------ Provided text ------
In the conservative worldview of Serbian President Aleksandar Vučić – and in that of his electorate – same-sex partnerships and alternative lifestyles have no place, although the president recently confirmed Ana Brnabić, who lives in a lesbian partnership, as prime minister. For years, Vučić's Serbian Progressive Party (SNS) has been leading the country socially back into the past: the separation between church and state is becoming increasingly blurred, medieval-sytle monuments to Serbian national heroes are being erected, and “traditional Serbian values” such as family and fatherland are being unduly upheld.

In this social climate, the debate over the EuroPride 2022 – a pan-European LGBTIQ event held in a different European city each year – planned for mid-September in Belgrade, heated up radically, with a Serbian-Orthodox bishop even going so far as to say he would “curse” the participants and “If I had a gun, I would use it!”

Sometimes Vučić cannot get rid of the spirits he conjured. On Sunday, he unilaterally cancelled EuroPride 2022, which is actually covered by the constitutionally guaranteed freedom of assembly: According to the President, Serbia had enough on its plate with the Kosovo conflict, with food shortages, drought, and energy problems, and could not do everything at once. In truth, there are other reasons behind the cancellation, as Stefan Šparavalo from the foundation’s LGBTIQ partner “Da se zna!” (“Make it known!”) in Serbia explains in an interview with freiheit.org .

freiheit.org: President Vučić justified the cancellation of the 2022 EuroPride by saying that Serbia currently has enough to do with “Kosovo, food shortages, drought and energy problems” and thus cannot “take care of everything”. What are the actual reasons behind this severe restriction of fundamental rights for LGBTIQ people?

Šparavalo: I believe the real reason for this political skirmish with the EuroPride is an attempt to contain the increasingly powerful extreme right in Serbia, and I mean the extreme right that is not under Vučić’s control. At the same time, he does this to please the right-oriented part of his own electorate. In the end, I believe this attempted ban was also imposed as a publicity stunt to minimize the repercussions of the latest compromise with Kosovo on the recognition of personal documents.
------ Records provided ------
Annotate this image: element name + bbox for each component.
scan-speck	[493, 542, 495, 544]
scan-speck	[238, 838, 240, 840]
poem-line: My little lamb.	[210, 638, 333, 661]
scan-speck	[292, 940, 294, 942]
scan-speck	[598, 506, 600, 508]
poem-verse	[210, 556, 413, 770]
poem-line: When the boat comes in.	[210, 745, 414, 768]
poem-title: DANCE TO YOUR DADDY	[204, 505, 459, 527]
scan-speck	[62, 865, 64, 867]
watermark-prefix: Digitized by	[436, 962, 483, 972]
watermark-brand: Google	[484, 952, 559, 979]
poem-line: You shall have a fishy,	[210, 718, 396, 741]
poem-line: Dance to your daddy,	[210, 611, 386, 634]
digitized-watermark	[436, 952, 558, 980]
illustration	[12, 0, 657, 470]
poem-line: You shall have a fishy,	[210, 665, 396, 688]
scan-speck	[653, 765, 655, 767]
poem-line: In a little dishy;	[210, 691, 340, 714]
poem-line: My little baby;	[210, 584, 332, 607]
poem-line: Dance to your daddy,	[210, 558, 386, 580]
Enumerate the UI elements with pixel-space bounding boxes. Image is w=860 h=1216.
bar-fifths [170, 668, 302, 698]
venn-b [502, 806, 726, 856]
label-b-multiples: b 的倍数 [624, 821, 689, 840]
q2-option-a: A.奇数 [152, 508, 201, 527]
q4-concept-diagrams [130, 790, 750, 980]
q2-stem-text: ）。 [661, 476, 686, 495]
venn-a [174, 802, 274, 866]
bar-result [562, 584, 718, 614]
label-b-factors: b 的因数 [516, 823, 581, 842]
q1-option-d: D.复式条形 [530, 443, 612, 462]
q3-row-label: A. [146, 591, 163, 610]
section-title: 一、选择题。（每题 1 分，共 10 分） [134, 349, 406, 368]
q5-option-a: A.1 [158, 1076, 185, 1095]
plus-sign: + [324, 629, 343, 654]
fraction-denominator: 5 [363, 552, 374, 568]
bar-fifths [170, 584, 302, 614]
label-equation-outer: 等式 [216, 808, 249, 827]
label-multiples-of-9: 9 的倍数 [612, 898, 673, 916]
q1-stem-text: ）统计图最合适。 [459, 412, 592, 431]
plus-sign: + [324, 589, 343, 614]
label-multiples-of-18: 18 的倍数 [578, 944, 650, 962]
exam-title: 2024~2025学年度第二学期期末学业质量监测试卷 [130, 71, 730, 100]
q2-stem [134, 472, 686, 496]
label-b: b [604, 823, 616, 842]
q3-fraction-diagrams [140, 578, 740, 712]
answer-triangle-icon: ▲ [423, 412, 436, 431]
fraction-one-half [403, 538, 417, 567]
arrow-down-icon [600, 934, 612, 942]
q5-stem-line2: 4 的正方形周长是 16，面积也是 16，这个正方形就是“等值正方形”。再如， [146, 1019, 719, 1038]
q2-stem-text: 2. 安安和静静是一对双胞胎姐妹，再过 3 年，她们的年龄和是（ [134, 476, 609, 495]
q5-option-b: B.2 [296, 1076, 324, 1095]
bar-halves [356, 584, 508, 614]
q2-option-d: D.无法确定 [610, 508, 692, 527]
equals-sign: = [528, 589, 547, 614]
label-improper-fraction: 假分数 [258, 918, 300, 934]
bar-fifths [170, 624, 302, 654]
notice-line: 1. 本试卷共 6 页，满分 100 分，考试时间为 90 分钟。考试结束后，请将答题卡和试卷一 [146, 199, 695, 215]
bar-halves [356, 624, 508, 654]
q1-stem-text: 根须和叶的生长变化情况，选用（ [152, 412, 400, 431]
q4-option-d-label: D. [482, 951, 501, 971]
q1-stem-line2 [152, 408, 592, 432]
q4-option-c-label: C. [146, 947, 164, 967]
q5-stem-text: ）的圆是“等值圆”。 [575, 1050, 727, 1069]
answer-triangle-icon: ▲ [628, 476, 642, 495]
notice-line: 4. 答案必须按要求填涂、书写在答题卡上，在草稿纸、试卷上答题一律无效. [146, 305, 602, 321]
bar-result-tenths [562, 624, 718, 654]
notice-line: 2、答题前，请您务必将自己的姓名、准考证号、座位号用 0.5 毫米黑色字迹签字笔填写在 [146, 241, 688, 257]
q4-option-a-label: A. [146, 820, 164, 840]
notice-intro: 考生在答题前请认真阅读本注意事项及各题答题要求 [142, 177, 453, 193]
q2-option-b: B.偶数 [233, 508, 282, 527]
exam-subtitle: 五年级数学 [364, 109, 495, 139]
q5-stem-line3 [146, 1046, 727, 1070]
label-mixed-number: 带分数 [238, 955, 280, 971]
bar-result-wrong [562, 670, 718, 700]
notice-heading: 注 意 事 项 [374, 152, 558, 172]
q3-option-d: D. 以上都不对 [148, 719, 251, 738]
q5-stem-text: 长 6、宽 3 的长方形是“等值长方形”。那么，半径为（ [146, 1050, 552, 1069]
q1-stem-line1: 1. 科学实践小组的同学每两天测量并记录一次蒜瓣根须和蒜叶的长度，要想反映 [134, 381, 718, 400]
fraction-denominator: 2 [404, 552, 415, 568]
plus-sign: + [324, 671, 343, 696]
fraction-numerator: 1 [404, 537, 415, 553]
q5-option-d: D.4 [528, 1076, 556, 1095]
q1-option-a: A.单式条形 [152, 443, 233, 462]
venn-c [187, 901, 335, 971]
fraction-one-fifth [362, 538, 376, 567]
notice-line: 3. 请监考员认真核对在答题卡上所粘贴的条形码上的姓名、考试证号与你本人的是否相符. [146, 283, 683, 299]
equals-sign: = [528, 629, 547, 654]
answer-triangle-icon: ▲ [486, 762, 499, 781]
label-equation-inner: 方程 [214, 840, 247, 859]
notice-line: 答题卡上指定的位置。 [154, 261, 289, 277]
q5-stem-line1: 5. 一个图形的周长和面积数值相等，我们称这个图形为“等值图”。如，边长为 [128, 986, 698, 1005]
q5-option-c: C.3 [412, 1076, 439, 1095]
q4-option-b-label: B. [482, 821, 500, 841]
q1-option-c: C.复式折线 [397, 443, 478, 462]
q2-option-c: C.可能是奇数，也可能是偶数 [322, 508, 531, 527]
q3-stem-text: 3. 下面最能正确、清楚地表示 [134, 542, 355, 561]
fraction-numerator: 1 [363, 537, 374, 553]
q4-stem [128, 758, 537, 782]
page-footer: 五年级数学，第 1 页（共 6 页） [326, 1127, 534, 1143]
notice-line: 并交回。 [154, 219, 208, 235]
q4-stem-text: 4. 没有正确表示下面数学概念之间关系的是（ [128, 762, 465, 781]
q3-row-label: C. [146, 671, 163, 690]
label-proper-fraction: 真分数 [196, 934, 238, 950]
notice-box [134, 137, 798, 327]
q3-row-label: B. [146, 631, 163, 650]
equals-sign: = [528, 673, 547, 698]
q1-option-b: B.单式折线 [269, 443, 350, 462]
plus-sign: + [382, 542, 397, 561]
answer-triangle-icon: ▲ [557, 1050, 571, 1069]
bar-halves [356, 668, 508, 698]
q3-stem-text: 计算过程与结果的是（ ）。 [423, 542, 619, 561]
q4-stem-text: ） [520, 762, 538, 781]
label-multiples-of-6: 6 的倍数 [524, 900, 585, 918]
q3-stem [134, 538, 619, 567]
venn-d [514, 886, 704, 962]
------
*Problems to solve:*
1 – Please say whether each statement agrees with the text on the EuroPride 2022 cancellation, answering yes or no and quoting the deciding words from it: (a) Vučić cancelled EuroPride 2022 on a Sunday. (b) EuroPride takes place in the same city every year. (c) Šparavalo believes the ban was partly meant to please the right-oriented part of Vučić's electorate.
2 – Carry on the text on the EuroPride 2022 cancellation, starting after its last sentence.
The listing comes from a separate source.

*Responses in order:*
1 –
(a) Yes: "On Sunday, he unilaterally cancelled EuroPride 2022"
(b) No: "held in a different European city each year"
(c) Yes: "At the same time, he does this to please the right-oriented part of his own electorate."

2 –
Pride

What are the reactions of the Serbian LGBTIQ community to the cancellation? Are people appalled, or do they resign because discriminatory behaviour on the part of the government has become a habit?

The reaction of the organizers of EuroPride was decisive and responsible – the President of the Republic cannot cancel EuroPride because he did not even organize it. The Pride parade can only be banned not by a verbal decree of the President, but by a decision of the Ministry of the Interior. Organizations and supporters have stated firmly and unequivocally that the walk will take place, regardless of the decision of the authorities. I believe this is brave and the right decision – because this will make the EuroPride a real protest, not just a ceremonial walk.

Are there ways and means to support the Serbian LGBTIQ community in its struggle for equal rights and social participation from within the EU and its member states?

The European Union and its member states should exert as much pressure as possible on the ruling coalition of President Vučić and Prime Minister Brnabić because that kind of external pressure is the only thing they take into account. If this is the only way to enforce the constitutional rights of LGBT persons, then so be it. Any appeals or protest that come from domestic actors simply will not bear fruit, because they do not recognize the EuroPride as a topic that is meaningful in the domestic debate.